Collect every line of the records below that contains the word "this".

* _Exercise data_
------------------------------

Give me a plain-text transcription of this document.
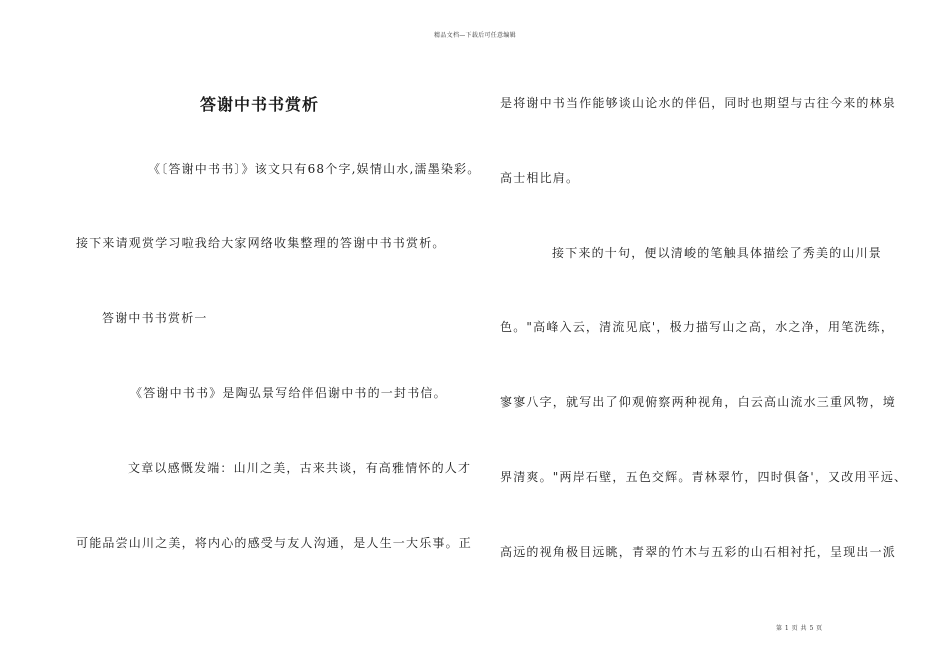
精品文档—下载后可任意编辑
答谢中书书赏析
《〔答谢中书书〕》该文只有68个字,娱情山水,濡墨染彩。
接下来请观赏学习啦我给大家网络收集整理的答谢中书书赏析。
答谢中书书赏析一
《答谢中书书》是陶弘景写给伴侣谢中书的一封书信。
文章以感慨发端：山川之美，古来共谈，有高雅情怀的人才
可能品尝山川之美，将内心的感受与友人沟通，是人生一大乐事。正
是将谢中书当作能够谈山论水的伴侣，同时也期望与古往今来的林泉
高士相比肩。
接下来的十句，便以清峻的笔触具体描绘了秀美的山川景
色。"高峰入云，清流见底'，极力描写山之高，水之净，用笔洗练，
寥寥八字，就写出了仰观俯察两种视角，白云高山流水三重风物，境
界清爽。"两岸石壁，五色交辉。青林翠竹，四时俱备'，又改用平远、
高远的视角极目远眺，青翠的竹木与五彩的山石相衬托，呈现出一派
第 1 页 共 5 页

------------------------------

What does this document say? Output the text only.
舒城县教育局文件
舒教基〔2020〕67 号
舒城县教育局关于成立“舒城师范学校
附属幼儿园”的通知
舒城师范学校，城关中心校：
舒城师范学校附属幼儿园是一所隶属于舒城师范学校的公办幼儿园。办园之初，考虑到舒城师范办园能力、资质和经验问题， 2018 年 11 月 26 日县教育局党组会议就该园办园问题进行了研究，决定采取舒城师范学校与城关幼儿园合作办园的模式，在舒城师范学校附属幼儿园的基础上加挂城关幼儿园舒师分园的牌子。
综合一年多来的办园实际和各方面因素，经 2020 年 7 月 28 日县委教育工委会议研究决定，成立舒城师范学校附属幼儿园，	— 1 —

------------------------------

* _The response_
Give me a plain-text transcription of this document.
What does this document say? Output the text only.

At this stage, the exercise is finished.